What you have to do: Rename every "complaint-item" in the lines below to "symptom-entry" and keep all else unchanged. Leave the pictures out.
---------- Record list
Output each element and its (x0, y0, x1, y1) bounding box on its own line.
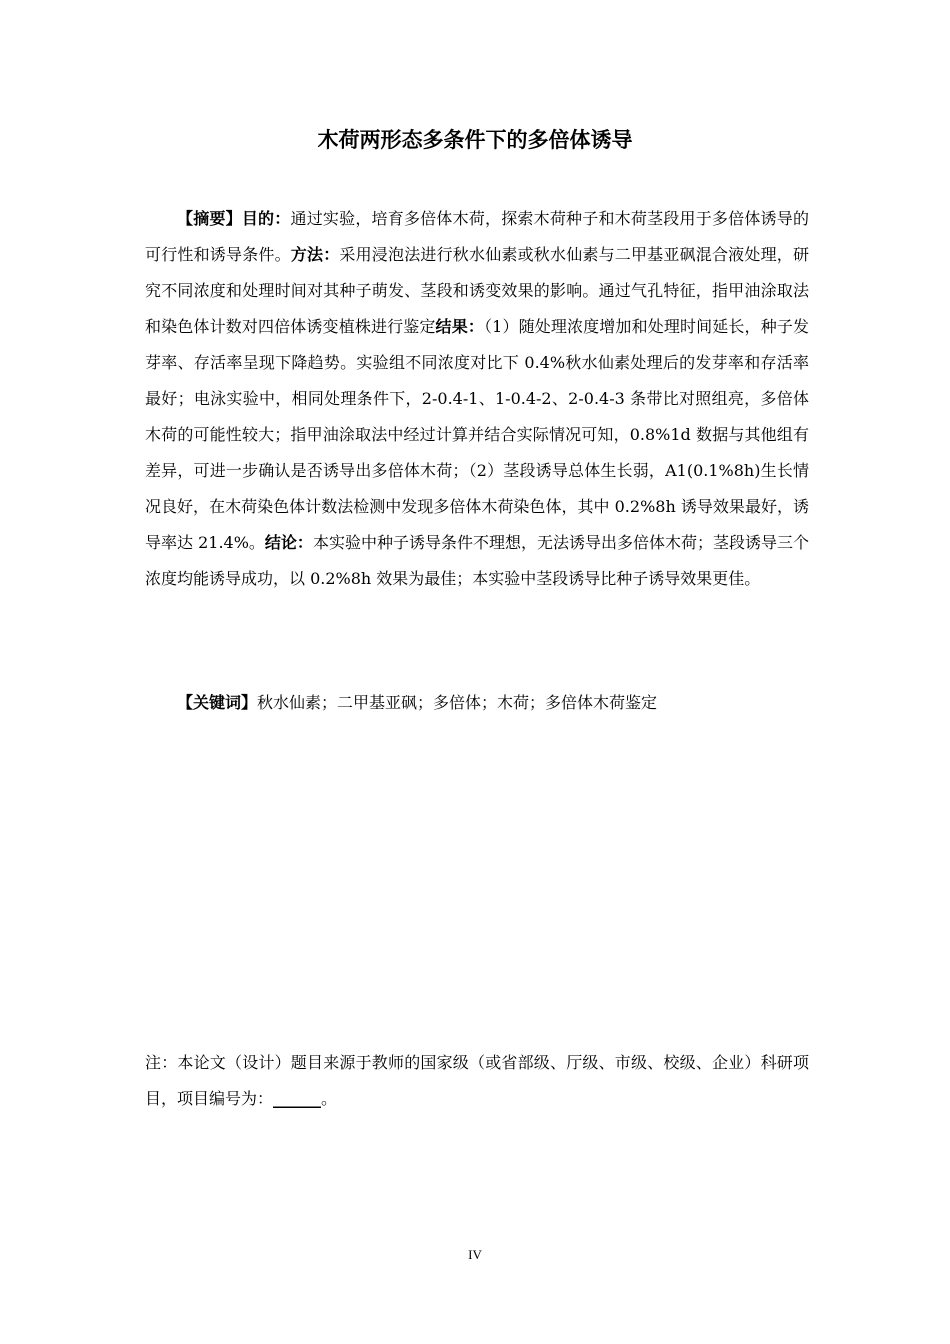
method-text: 采用浸泡法进行秋水仙素或秋水仙素与二甲基亚砜混合液处理，研究不同浓度和处理时间对其种子萌发、茎段和诱变效果的影响。通过气孔特征，指甲油涂取法和染色体计数对四倍体诱变植株进行鉴定 (145, 245, 809, 336)
purpose-label: 目的： (241, 209, 291, 228)
source-note (145, 1045, 809, 1117)
keywords-paragraph (145, 685, 809, 721)
conclusion-label: 结论： (264, 533, 313, 552)
abstract-label: 【摘要】 (177, 209, 242, 228)
note-text: 注：本论文（设计）题目来源于教师的国家级（或省部级、厅级、市级、校级、企业）科研项目，项目编号为： (145, 1053, 809, 1108)
page-number: IV (468, 1247, 482, 1262)
abstract-paragraph (145, 201, 809, 597)
note-end: 。 (321, 1089, 338, 1108)
keywords-text: 秋水仙素；二甲基亚砜；多倍体；木荷；多倍体木荷鉴定 (257, 693, 658, 712)
conclusion-text: 本实验中种子诱导条件不理想，无法诱导出多倍体木荷；茎段诱导三个浓度均能诱导成功，以 0.2%8h 效果为最佳；本实验中茎段诱导比种子诱导效果更佳。 (145, 533, 809, 588)
project-number-blank: ______ (273, 1089, 322, 1108)
keywords-label: 【关键词】 (177, 693, 258, 712)
result-label: 结果： (435, 317, 484, 336)
method-label: 方法： (290, 245, 340, 264)
result-text: （1）随处理浓度增加和处理时间延长，种子发芽率、存活率呈现下降趋势。实验组不同浓度对比下 0.4%秋水仙素处理后的发芽率和存活率最好；电泳实验中，相同处理条件下，2-0.4-1、1-0.4-2、2-0.4-3 条带比对照组亮，多倍体木荷的可能性较大；指甲油涂取法中经过计算并结合实际情况可知，0.8%1d 数据与其他组有差异，可进一步确认是否诱导出多倍体木荷；（2）茎段诱导总体生长弱，A1(0.1%8h)生长情况良好，在木荷染色体计数法检测中发现多倍体木荷染色体，其中 0.2%8h 诱导效果最好，诱导率达 21.4%。 (145, 317, 809, 552)
page-title: 木荷两形态多条件下的多倍体诱导 (317, 128, 633, 152)
purpose-text: 通过实验，培育多倍体木荷，探索木荷种子和木荷茎段用于多倍体诱导的可行性和诱导条件。 (145, 209, 809, 264)
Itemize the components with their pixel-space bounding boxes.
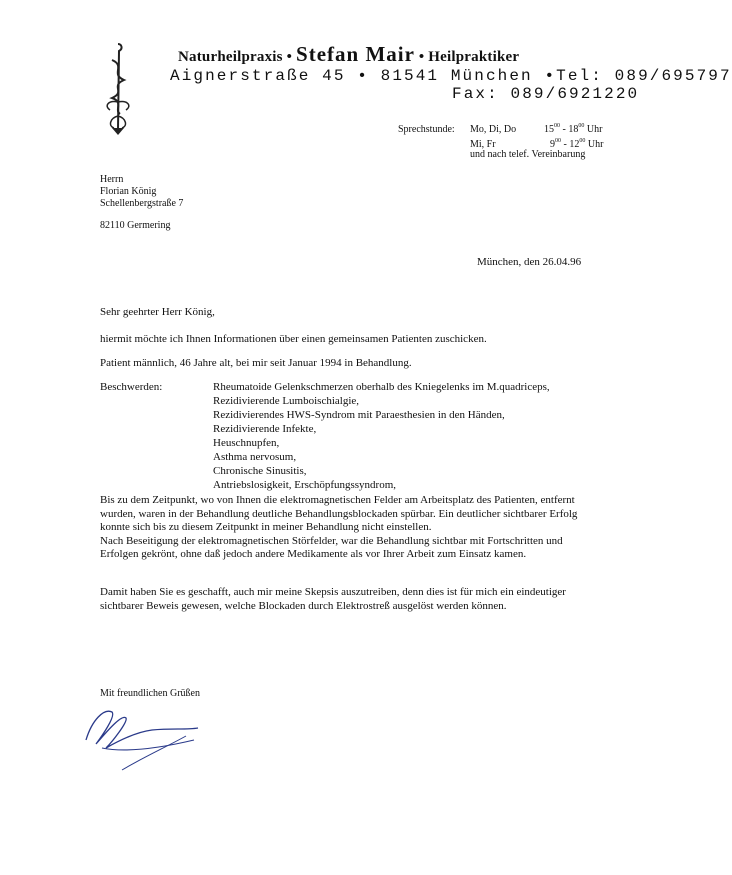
fax-number: Fax: 089/6921220 [452, 85, 640, 103]
hours-time-2: $9^{00} - 12^{00}$ Uhr [550, 138, 604, 150]
hours-time-1: $15^{00} - 18^{00}$ Uhr [544, 123, 603, 135]
closing: Mit freundlichen Grüßen [100, 688, 200, 699]
complaint-item: Asthma nervosum, [213, 451, 297, 463]
practice-label: Naturheilpraxis [178, 49, 283, 65]
recipient-address [100, 174, 183, 210]
phone-number: Tel: 089/695797 [556, 67, 732, 85]
patient-line: Patient männlich, 46 Jahre alt, bei mir seit Januar 1994 in Behandlung. [100, 357, 412, 369]
greeting: Sehr geehrter Herr König, [100, 306, 215, 318]
signature [82, 700, 202, 772]
complaint-item: Rheumatoide Gelenkschmerzen oberhalb des Kniegelenks im M.quadriceps, [213, 381, 550, 393]
complaint-item: Chronische Sinusitis, [213, 465, 307, 477]
practitioner-title: Heilpraktiker [428, 49, 520, 65]
practitioner-name: Stefan Mair [296, 42, 415, 66]
recipient-street: Schellenbergstraße 7 [100, 198, 184, 209]
hours-days-2: Mi, Fr [470, 139, 496, 150]
complaints-list [213, 380, 550, 492]
complaints-label: Beschwerden: [100, 381, 163, 393]
complaint-item: Antriebslosigkeit, Erschöpfungssyndrom, [213, 479, 397, 491]
hours-appointment-note: und nach telef. Vereinbarung [470, 149, 586, 160]
recipient-city: 82110 Germering [100, 220, 171, 231]
letterhead-title: Naturheilpraxis • Stefan Mair • Heilpraktiker [178, 42, 520, 66]
complaint-item: Rezidivierende Infekte, [213, 423, 317, 435]
caduceus-logo [100, 40, 136, 136]
complaint-item: Heuschnupfen, [213, 437, 280, 449]
recipient-salutation: Herrn [100, 174, 124, 185]
date-line: München, den 26.04.96 [477, 256, 582, 268]
recipient-name: Florian König [100, 186, 157, 197]
hours-label: Sprechstunde: [398, 124, 455, 135]
hours-days-1: Mo, Di, Do [470, 124, 517, 135]
complaint-item: Rezidivierendes HWS-Syndrom mit Paraesthesien in den Händen, [213, 409, 505, 421]
paragraph-1: Bis zu dem Zeitpunkt, wo von Ihnen die elektromagnetischen Felder am Arbeitsplatz des Patienten, entfernt wurden, waren in der Behandlung deutliche Behandlungsblockaden spürbar. Ein deutlicher sichtbarer Erfolg konnte sich bis zu diesem Zeitpunkt in meiner Behandlung nicht einstellen. Nach Beseitigung der elektromagnetischen Störfelder, war die Behandlung sichtbar mit Fortschritten und Erfolgen gekrönt, ohne daß jedoch andere Medikamente als vor Ihrer Arbeit zum Einsatz kamen. [100, 494, 578, 560]
letterhead-address: Aignerstraße 45 • 81541 München •Tel: 089/695797 [170, 67, 732, 85]
intro-line: hiermit möchte ich Ihnen Informationen über einen gemeinsamen Patienten zuschicken. [100, 333, 487, 345]
complaint-item: Rezidivierende Lumboischialgie, [213, 395, 360, 407]
paragraph-2: Damit haben Sie es geschafft, auch mir meine Skepsis auszutreiben, denn dies ist für mich ein eindeutiger sichtbarer Beweis gewesen, welche Blockaden durch Elektrostreß ausgelöst werden können. [100, 586, 566, 612]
--------------------
Full answer:
Output each element and its (x0, y0, x1, y1) bounding box on its own line.
method-text: 采用浸泡法进行秋水仙素或秋水仙素与二甲基亚砜混合液处理，研究不同浓度和处理时间对其种子萌发、茎段和诱变效果的影响。通过气孔特征，指甲油涂取法和染色体计数对四倍体诱变植株进行鉴定 (145, 245, 809, 336)
purpose-label: 目的： (241, 209, 291, 228)
source-note (145, 1045, 809, 1117)
keywords-paragraph (145, 685, 809, 721)
conclusion-label: 结论： (264, 533, 313, 552)
abstract-label: 【摘要】 (177, 209, 242, 228)
note-text: 注：本论文（设计）题目来源于教师的国家级（或省部级、厅级、市级、校级、企业）科研项目，项目编号为： (145, 1053, 809, 1108)
page-number: IV (468, 1247, 482, 1262)
abstract-paragraph (145, 201, 809, 597)
note-end: 。 (321, 1089, 338, 1108)
keywords-text: 秋水仙素；二甲基亚砜；多倍体；木荷；多倍体木荷鉴定 (257, 693, 658, 712)
conclusion-text: 本实验中种子诱导条件不理想，无法诱导出多倍体木荷；茎段诱导三个浓度均能诱导成功，以 0.2%8h 效果为最佳；本实验中茎段诱导比种子诱导效果更佳。 (145, 533, 809, 588)
project-number-blank: ______ (273, 1089, 322, 1108)
keywords-label: 【关键词】 (177, 693, 258, 712)
result-label: 结果： (435, 317, 484, 336)
method-label: 方法： (290, 245, 340, 264)
result-text: （1）随处理浓度增加和处理时间延长，种子发芽率、存活率呈现下降趋势。实验组不同浓度对比下 0.4%秋水仙素处理后的发芽率和存活率最好；电泳实验中，相同处理条件下，2-0.4-1、1-0.4-2、2-0.4-3 条带比对照组亮，多倍体木荷的可能性较大；指甲油涂取法中经过计算并结合实际情况可知，0.8%1d 数据与其他组有差异，可进一步确认是否诱导出多倍体木荷；（2）茎段诱导总体生长弱，A1(0.1%8h)生长情况良好，在木荷染色体计数法检测中发现多倍体木荷染色体，其中 0.2%8h 诱导效果最好，诱导率达 21.4%。 (145, 317, 809, 552)
page-title: 木荷两形态多条件下的多倍体诱导 (317, 128, 633, 152)
purpose-text: 通过实验，培育多倍体木荷，探索木荷种子和木荷茎段用于多倍体诱导的可行性和诱导条件。 (145, 209, 809, 264)
Itemize the components with their pixel-space bounding boxes.
fax-number: Fax: 089/6921220 [452, 85, 640, 103]
hours-time-2: $9^{00} - 12^{00}$ Uhr [550, 138, 604, 150]
hours-time-1: $15^{00} - 18^{00}$ Uhr [544, 123, 603, 135]
closing: Mit freundlichen Grüßen [100, 688, 200, 699]
symptom-entry: Asthma nervosum, [213, 451, 297, 463]
practice-label: Naturheilpraxis [178, 49, 283, 65]
recipient-address [100, 174, 183, 210]
phone-number: Tel: 089/695797 [556, 67, 732, 85]
patient-line: Patient männlich, 46 Jahre alt, bei mir seit Januar 1994 in Behandlung. [100, 357, 412, 369]
greeting: Sehr geehrter Herr König, [100, 306, 215, 318]
signature [82, 700, 202, 772]
symptom-entry: Rheumatoide Gelenkschmerzen oberhalb des Kniegelenks im M.quadriceps, [213, 381, 550, 393]
symptom-entry: Chronische Sinusitis, [213, 465, 307, 477]
practitioner-title: Heilpraktiker [428, 49, 520, 65]
practitioner-name: Stefan Mair [296, 42, 415, 66]
recipient-street: Schellenbergstraße 7 [100, 198, 184, 209]
hours-days-2: Mi, Fr [470, 139, 496, 150]
complaints-list [213, 380, 550, 492]
complaints-label: Beschwerden: [100, 381, 163, 393]
symptom-entry: Antriebslosigkeit, Erschöpfungssyndrom, [213, 479, 397, 491]
hours-appointment-note: und nach telef. Vereinbarung [470, 149, 586, 160]
recipient-city: 82110 Germering [100, 220, 171, 231]
letterhead-title: Naturheilpraxis • Stefan Mair • Heilpraktiker [178, 42, 520, 66]
symptom-entry: Rezidivierende Infekte, [213, 423, 317, 435]
caduceus-logo [100, 40, 136, 136]
symptom-entry: Heuschnupfen, [213, 437, 280, 449]
recipient-salutation: Herrn [100, 174, 124, 185]
date-line: München, den 26.04.96 [477, 256, 582, 268]
recipient-name: Florian König [100, 186, 157, 197]
hours-label: Sprechstunde: [398, 124, 455, 135]
hours-days-1: Mo, Di, Do [470, 124, 517, 135]
symptom-entry: Rezidivierendes HWS-Syndrom mit Paraesthesien in den Händen, [213, 409, 505, 421]
paragraph-1: Bis zu dem Zeitpunkt, wo von Ihnen die elektromagnetischen Felder am Arbeitsplatz des Patienten, entfernt wurden, waren in der Behandlung deutliche Behandlungsblockaden spürbar. Ein deutlicher sichtbarer Erfolg konnte sich bis zu diesem Zeitpunkt in meiner Behandlung nicht einstellen. Nach Beseitigung der elektromagnetischen Störfelder, war die Behandlung sichtbar mit Fortschritten und Erfolgen gekrönt, ohne daß jedoch andere Medikamente als vor Ihrer Arbeit zum Einsatz kamen. [100, 494, 578, 560]
letterhead-address: Aignerstraße 45 • 81541 München •Tel: 089/695797 [170, 67, 732, 85]
intro-line: hiermit möchte ich Ihnen Informationen über einen gemeinsamen Patienten zuschicken. [100, 333, 487, 345]
symptom-entry: Rezidivierende Lumboischialgie, [213, 395, 360, 407]
paragraph-2: Damit haben Sie es geschafft, auch mir meine Skepsis auszutreiben, denn dies ist für mich ein eindeutiger sichtbarer Beweis gewesen, welche Blockaden durch Elektrostreß ausgelöst werden können. [100, 586, 566, 612]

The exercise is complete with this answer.